Extract the complete listing and repeat it word for word.

== == ==

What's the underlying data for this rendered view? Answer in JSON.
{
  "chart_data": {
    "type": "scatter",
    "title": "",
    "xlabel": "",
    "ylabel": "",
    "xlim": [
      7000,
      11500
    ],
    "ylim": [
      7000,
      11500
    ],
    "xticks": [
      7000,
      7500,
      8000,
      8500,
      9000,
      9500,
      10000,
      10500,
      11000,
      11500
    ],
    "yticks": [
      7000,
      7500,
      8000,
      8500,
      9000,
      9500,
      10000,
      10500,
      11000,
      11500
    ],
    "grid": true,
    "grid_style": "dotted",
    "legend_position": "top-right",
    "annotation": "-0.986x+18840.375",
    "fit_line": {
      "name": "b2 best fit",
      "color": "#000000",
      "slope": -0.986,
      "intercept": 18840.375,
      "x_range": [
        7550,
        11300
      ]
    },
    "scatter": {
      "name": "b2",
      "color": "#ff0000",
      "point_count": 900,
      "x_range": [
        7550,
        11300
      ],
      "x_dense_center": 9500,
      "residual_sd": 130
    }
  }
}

== == ==

> **Full output**
What's the underlying data for this rendered view? Answer in JSON.
{
  "chart_data": {
    "type": "scatter",
    "title": "",
    "xlabel": "",
    "ylabel": "",
    "xlim": [
      7000,
      11500
    ],
    "ylim": [
      7000,
      11500
    ],
    "xticks": [
      7000,
      7500,
      8000,
      8500,
      9000,
      9500,
      10000,
      10500,
      11000,
      11500
    ],
    "yticks": [
      7000,
      7500,
      8000,
      8500,
      9000,
      9500,
      10000,
      10500,
      11000,
      11500
    ],
    "grid": true,
    "grid_style": "dotted",
    "legend_position": "top-right",
    "annotation": "-0.986x+18840.375",
    "fit_line": {
      "name": "b2 best fit",
      "color": "#000000",
      "slope": -0.986,
      "intercept": 18840.375,
      "x_range": [
        7550,
        11300
      ]
    },
    "scatter": {
      "name": "b2",
      "color": "#ff0000",
      "point_count": 900,
      "x_range": [
        7550,
        11300
      ],
      "x_dense_center": 9500,
      "residual_sd": 130
    }
  }
}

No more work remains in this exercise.